Data listing |

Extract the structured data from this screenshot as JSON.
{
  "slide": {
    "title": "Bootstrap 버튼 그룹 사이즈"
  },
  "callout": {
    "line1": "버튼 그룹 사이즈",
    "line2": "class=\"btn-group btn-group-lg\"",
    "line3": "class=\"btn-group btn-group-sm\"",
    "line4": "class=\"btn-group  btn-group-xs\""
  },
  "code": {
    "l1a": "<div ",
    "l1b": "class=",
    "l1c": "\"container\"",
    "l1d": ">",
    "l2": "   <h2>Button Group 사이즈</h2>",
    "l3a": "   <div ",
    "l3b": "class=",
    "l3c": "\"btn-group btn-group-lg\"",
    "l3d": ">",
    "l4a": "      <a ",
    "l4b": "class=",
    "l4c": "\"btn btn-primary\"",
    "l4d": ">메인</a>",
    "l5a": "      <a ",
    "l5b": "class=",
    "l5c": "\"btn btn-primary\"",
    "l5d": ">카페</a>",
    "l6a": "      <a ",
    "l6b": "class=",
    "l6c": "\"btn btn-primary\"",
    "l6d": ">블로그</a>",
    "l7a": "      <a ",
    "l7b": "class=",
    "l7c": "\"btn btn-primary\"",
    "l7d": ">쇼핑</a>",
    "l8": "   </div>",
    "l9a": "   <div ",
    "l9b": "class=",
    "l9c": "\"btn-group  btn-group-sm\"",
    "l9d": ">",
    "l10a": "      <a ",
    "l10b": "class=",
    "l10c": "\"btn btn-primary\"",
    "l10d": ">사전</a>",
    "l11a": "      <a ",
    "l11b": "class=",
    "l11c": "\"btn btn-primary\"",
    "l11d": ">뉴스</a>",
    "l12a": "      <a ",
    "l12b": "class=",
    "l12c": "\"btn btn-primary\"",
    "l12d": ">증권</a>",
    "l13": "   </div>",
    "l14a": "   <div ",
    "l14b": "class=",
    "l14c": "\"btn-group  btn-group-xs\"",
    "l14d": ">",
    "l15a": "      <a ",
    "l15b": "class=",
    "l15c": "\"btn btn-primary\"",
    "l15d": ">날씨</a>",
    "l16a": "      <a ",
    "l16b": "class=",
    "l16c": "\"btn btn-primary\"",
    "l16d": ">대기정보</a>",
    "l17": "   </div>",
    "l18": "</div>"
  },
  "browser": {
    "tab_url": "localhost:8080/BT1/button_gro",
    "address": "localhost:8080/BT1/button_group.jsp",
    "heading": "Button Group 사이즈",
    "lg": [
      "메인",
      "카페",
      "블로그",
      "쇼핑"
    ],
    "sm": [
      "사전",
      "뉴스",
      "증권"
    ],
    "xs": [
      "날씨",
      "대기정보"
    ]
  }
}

Task objective | Reproduce the records in full, exactly as written.

Result |
Extract the structured data from this screenshot as JSON.
{
  "slide": {
    "title": "Bootstrap 버튼 그룹 사이즈"
  },
  "callout": {
    "line1": "버튼 그룹 사이즈",
    "line2": "class=\"btn-group btn-group-lg\"",
    "line3": "class=\"btn-group btn-group-sm\"",
    "line4": "class=\"btn-group  btn-group-xs\""
  },
  "code": {
    "l1a": "<div ",
    "l1b": "class=",
    "l1c": "\"container\"",
    "l1d": ">",
    "l2": "   <h2>Button Group 사이즈</h2>",
    "l3a": "   <div ",
    "l3b": "class=",
    "l3c": "\"btn-group btn-group-lg\"",
    "l3d": ">",
    "l4a": "      <a ",
    "l4b": "class=",
    "l4c": "\"btn btn-primary\"",
    "l4d": ">메인</a>",
    "l5a": "      <a ",
    "l5b": "class=",
    "l5c": "\"btn btn-primary\"",
    "l5d": ">카페</a>",
    "l6a": "      <a ",
    "l6b": "class=",
    "l6c": "\"btn btn-primary\"",
    "l6d": ">블로그</a>",
    "l7a": "      <a ",
    "l7b": "class=",
    "l7c": "\"btn btn-primary\"",
    "l7d": ">쇼핑</a>",
    "l8": "   </div>",
    "l9a": "   <div ",
    "l9b": "class=",
    "l9c": "\"btn-group  btn-group-sm\"",
    "l9d": ">",
    "l10a": "      <a ",
    "l10b": "class=",
    "l10c": "\"btn btn-primary\"",
    "l10d": ">사전</a>",
    "l11a": "      <a ",
    "l11b": "class=",
    "l11c": "\"btn btn-primary\"",
    "l11d": ">뉴스</a>",
    "l12a": "      <a ",
    "l12b": "class=",
    "l12c": "\"btn btn-primary\"",
    "l12d": ">증권</a>",
    "l13": "   </div>",
    "l14a": "   <div ",
    "l14b": "class=",
    "l14c": "\"btn-group  btn-group-xs\"",
    "l14d": ">",
    "l15a": "      <a ",
    "l15b": "class=",
    "l15c": "\"btn btn-primary\"",
    "l15d": ">날씨</a>",
    "l16a": "      <a ",
    "l16b": "class=",
    "l16c": "\"btn btn-primary\"",
    "l16d": ">대기정보</a>",
    "l17": "   </div>",
    "l18": "</div>"
  },
  "browser": {
    "tab_url": "localhost:8080/BT1/button_gro",
    "address": "localhost:8080/BT1/button_group.jsp",
    "heading": "Button Group 사이즈",
    "lg": [
      "메인",
      "카페",
      "블로그",
      "쇼핑"
    ],
    "sm": [
      "사전",
      "뉴스",
      "증권"
    ],
    "xs": [
      "날씨",
      "대기정보"
    ]
  }
}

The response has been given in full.